(THE PROBLEM) Report all lines holding "тела".

(GIVEN RECORDS)
"""

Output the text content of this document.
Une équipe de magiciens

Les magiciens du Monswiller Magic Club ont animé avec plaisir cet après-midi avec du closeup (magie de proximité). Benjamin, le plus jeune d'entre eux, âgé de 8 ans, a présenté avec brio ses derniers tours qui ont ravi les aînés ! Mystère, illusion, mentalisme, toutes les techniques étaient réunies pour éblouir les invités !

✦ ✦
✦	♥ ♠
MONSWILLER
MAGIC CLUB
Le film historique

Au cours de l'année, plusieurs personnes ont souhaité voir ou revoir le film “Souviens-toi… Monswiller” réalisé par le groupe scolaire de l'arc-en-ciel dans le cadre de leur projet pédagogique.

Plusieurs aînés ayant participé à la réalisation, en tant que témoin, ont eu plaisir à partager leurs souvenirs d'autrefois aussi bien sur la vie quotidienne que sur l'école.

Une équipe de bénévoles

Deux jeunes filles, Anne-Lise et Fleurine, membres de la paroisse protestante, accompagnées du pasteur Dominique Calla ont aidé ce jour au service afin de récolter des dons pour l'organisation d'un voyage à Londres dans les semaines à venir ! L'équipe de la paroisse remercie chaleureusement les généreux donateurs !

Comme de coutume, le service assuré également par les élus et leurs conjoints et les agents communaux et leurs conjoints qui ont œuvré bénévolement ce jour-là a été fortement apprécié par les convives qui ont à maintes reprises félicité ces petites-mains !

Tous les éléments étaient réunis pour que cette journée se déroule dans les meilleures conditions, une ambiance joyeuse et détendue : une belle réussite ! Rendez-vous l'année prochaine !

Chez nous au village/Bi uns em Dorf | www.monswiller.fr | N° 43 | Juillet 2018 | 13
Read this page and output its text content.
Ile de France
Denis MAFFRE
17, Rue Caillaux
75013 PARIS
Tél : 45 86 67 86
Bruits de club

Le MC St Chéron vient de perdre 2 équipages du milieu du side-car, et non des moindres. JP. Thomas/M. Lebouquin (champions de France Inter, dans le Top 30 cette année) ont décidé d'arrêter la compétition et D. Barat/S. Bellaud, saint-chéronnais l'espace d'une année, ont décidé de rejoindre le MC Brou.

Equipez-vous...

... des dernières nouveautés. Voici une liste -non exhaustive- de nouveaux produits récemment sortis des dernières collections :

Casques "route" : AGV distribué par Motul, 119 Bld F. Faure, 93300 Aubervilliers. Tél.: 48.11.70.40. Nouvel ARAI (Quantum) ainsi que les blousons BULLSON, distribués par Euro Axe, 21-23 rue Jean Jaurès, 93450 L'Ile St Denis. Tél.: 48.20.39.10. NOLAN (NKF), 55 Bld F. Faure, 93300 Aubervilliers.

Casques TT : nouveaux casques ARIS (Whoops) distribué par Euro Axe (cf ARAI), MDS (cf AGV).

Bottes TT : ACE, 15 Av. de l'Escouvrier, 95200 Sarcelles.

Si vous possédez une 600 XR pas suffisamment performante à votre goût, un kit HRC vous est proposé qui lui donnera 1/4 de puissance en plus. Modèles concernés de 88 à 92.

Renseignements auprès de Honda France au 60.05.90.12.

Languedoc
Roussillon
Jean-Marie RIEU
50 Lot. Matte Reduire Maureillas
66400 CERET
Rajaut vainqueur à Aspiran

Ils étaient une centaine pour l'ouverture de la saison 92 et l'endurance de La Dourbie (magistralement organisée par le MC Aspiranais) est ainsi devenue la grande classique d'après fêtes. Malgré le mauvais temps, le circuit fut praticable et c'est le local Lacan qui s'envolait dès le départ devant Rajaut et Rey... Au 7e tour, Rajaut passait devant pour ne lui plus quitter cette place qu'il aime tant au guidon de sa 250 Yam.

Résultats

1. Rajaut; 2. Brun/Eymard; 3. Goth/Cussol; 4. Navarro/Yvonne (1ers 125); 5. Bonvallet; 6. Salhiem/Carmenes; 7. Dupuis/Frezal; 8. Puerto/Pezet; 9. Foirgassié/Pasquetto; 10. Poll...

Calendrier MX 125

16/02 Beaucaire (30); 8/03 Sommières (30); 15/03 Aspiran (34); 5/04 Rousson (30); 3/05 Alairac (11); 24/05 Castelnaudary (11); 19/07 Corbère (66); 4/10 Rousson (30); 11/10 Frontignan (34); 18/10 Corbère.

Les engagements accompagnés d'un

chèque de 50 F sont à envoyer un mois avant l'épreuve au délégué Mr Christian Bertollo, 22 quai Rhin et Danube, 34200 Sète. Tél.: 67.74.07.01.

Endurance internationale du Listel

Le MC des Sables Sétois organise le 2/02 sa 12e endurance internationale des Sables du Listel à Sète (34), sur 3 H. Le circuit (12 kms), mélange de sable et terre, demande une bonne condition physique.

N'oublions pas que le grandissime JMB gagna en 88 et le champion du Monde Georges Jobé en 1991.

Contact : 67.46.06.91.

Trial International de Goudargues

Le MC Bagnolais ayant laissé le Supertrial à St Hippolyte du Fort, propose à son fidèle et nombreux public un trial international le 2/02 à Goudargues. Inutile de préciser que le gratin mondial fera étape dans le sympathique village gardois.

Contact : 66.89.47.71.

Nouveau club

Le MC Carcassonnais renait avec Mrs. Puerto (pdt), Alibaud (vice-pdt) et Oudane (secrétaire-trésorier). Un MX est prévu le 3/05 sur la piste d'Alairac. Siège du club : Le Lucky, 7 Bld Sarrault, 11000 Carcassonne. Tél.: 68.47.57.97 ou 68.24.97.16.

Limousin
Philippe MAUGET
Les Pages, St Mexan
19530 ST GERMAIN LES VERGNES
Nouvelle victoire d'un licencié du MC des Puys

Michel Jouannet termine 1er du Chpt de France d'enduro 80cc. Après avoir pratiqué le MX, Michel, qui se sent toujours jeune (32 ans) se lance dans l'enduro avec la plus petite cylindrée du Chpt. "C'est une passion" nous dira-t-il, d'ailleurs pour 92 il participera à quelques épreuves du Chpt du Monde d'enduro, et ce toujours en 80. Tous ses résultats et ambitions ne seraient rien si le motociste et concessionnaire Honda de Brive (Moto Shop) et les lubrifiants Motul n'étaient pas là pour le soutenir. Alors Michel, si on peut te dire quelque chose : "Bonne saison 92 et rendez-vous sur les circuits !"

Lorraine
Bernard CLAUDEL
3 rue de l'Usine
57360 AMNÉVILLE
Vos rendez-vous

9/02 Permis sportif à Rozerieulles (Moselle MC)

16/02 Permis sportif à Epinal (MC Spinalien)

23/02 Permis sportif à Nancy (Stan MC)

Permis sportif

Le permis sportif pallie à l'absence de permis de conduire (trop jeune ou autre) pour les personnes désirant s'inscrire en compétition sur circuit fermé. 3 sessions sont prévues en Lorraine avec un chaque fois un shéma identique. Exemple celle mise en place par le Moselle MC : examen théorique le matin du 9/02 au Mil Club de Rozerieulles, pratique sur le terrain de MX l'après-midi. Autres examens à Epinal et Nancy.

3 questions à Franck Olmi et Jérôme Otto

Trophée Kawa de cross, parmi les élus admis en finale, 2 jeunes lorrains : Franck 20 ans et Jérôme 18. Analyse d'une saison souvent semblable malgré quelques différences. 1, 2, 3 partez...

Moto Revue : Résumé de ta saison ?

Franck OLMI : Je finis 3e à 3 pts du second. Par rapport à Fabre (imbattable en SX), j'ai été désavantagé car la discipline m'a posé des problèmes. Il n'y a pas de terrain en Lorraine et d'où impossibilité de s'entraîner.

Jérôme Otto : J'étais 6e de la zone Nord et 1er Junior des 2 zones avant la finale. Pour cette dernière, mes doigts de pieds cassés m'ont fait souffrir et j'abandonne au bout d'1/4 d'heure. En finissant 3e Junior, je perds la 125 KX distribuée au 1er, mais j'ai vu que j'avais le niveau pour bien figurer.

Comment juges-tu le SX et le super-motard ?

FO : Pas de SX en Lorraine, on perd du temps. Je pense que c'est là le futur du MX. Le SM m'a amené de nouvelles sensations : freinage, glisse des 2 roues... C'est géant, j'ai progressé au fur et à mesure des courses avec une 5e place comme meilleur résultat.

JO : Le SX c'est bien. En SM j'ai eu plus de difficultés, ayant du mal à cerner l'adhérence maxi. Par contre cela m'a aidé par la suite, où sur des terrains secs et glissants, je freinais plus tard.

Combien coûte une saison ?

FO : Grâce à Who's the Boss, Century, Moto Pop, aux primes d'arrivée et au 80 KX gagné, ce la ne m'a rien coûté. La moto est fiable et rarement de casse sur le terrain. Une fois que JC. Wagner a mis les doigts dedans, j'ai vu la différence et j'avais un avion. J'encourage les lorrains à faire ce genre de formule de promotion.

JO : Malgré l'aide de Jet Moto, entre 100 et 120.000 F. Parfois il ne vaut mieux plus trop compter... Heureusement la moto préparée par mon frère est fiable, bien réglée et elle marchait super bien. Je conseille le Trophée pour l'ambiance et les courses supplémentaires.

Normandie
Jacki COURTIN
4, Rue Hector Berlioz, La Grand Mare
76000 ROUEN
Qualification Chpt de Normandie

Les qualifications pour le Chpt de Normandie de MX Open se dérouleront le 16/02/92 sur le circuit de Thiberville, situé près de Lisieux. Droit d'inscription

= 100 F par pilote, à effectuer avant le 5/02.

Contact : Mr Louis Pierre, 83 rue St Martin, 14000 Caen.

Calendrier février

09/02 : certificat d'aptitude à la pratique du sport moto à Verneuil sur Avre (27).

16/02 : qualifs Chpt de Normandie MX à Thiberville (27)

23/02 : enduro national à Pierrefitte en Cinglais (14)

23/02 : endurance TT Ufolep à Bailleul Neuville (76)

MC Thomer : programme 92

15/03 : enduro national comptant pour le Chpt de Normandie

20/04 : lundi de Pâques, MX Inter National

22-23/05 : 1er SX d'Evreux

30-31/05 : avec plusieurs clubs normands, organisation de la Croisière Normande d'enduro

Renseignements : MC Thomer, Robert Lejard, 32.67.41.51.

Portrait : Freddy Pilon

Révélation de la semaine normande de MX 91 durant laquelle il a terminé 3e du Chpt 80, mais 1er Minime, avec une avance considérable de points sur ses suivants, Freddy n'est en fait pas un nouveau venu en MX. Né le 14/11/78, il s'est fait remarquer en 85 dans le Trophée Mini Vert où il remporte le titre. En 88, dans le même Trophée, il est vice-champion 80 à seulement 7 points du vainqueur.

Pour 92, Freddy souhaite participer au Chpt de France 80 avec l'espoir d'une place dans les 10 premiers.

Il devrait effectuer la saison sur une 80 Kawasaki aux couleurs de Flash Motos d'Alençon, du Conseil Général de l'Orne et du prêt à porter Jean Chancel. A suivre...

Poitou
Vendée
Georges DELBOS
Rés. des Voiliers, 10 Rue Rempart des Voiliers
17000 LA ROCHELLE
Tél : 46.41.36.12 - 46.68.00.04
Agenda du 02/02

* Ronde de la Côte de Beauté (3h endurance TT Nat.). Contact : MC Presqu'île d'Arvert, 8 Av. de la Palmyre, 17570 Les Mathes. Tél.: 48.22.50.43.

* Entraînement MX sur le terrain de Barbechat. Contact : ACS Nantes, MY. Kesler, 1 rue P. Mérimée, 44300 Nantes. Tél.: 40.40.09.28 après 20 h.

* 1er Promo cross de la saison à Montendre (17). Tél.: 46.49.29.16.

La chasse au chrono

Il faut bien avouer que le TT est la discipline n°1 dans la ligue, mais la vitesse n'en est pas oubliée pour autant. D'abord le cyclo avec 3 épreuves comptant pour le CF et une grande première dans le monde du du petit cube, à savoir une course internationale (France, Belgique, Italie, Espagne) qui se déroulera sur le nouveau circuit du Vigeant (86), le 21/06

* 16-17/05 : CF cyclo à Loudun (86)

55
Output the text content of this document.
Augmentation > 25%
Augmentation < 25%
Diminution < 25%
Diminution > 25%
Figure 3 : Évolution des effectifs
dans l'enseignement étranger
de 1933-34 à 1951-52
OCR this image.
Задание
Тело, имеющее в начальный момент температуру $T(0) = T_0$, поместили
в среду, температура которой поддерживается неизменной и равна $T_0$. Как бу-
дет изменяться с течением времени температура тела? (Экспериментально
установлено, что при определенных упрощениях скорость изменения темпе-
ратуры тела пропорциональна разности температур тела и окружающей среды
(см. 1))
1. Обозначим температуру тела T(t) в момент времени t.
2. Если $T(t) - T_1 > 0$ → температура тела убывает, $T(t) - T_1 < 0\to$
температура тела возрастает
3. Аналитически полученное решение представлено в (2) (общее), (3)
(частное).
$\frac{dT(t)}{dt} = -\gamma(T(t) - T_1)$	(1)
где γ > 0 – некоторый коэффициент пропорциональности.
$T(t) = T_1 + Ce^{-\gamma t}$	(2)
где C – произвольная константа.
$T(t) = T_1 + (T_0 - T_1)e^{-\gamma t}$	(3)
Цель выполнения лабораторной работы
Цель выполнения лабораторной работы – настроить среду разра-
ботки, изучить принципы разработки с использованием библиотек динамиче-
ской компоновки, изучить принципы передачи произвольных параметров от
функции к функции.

"""

(FINAL RESULT)
дет изменяться с течением времени температура тела? (Экспериментально
ратуры тела пропорциональна разности температур тела и окружающей среды
1. Обозначим температуру тела T(t) в момент времени t.
2. Если $T(t) - T_1 > 0$ → температура тела убывает, $T(t) - T_1 < 0\to$
температура тела возрастает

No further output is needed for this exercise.